Acordam no Tribunal da Relação do Porto:

I- Relatório

1- AA e esposa, BB, instauraram, no dia 06/04/2024, a presente ação declarativa, sob a forma de processo comum, contra Infraestruturas de Portugal, S.A., pedindo que esta última seja condenada:

a) a reconhecer que são donos e legítimos proprietários do prédio que identificam;

b) a respeitar o seu direito de propriedade sobre tal prédio, abstendo-se de qualquer ato que limite ou impeça o gozo do mesmo, incluindo o direito de lhe aceder livremente, de pé e de carro, diretamente pela Estrada ..., ao Km. ..., junto à entrada aí localizada;

c) e, a remover, no prazo máximo de quinze dias, todo e qualquer obstáculo que obstrua a entrada para o referido prédio, nomeadamente, o rail metálico colocado à frente da entrada para o mesmo.

Baseiam estes pedidos, essencialmente, na circunstância de serem donos do referido prédio e de a Ré, no dia 01/02/2024, ter vedado, com um rail metálico, o acesso àquele prédio, a partir da Estrada ..., sobre a qual a mesma exerce jurisdição.

Deste modo, porque tal prédio ficou encravado e este facto lhes causa danos de diversa ordem, pretendem que cesse a referida limitação ao seu direito de propriedade.

2- Contestou a Ré refutando esta pretensão, porquanto, entre outras razões, os tribunais comuns são materialmente incompetentes para a apreciar. Isto porque, além de ser uma pessoa coletiva de direito público, o ato que praticou, traduzido na colocação de guardas metálicas na referida Estrada Nacional ..., foi praticado no âmbito de uma atividade de gestão pública.

Como tal, a competência para julgar a presente ação recai sobre os tribunais administrativos e fiscais, o que pretende se reconheça, com a sua consequente absolvição da instância.

3- Responderam os AA. pugnando pela solução contrária. A seu ver, o modo como eles próprios estruturam a presente ação, como sendo de reivindicação (traduzida numa questão de direito privado, assente na defesa de direitos reais, ou seja, na defesa do seu direito de usar, fruir e dispor materialmente do seu prédio), determina a competência material dos tribunais comuns.

Daí que pugnem pela improcedência da referida exceção

4- Terminada a fase dos articulados, o Tribunal recorrido proferiu sentença, na qual se julgou materialmente incompetente para julgar esta ação e absolveu a Ré da presente instância.

====================

## Descrição da tarefa
Como fica o trecho entre "Deste modo, porque" e "absolvição da instância.", inclusive, se substituirmos "encravado" por "isolado"?

## Dados fornecidos
====================

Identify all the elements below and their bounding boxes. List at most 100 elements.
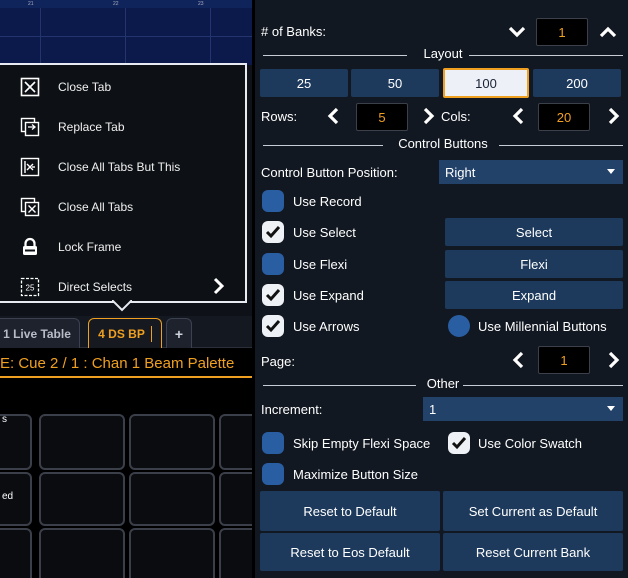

====================

## Resposta do exercício
Deste modo, porque tal prédio ficou isolado e este facto lhes causa danos de diversa ordem, pretendem que cesse a referida limitação ao seu direito de propriedade.

2- Contestou a Ré refutando esta pretensão, porquanto, entre outras razões, os tribunais comuns são materialmente incompetentes para a apreciar. Isto porque, além de ser uma pessoa coletiva de direito público, o ato que praticou, traduzido na colocação de guardas metálicas na referida Estrada Nacional ..., foi praticado no âmbito de uma atividade de gestão pública.

Como tal, a competência para julgar a presente ação recai sobre os tribunais administrativos e fiscais, o que pretende se reconheça, com a sua consequente absolvição da instância.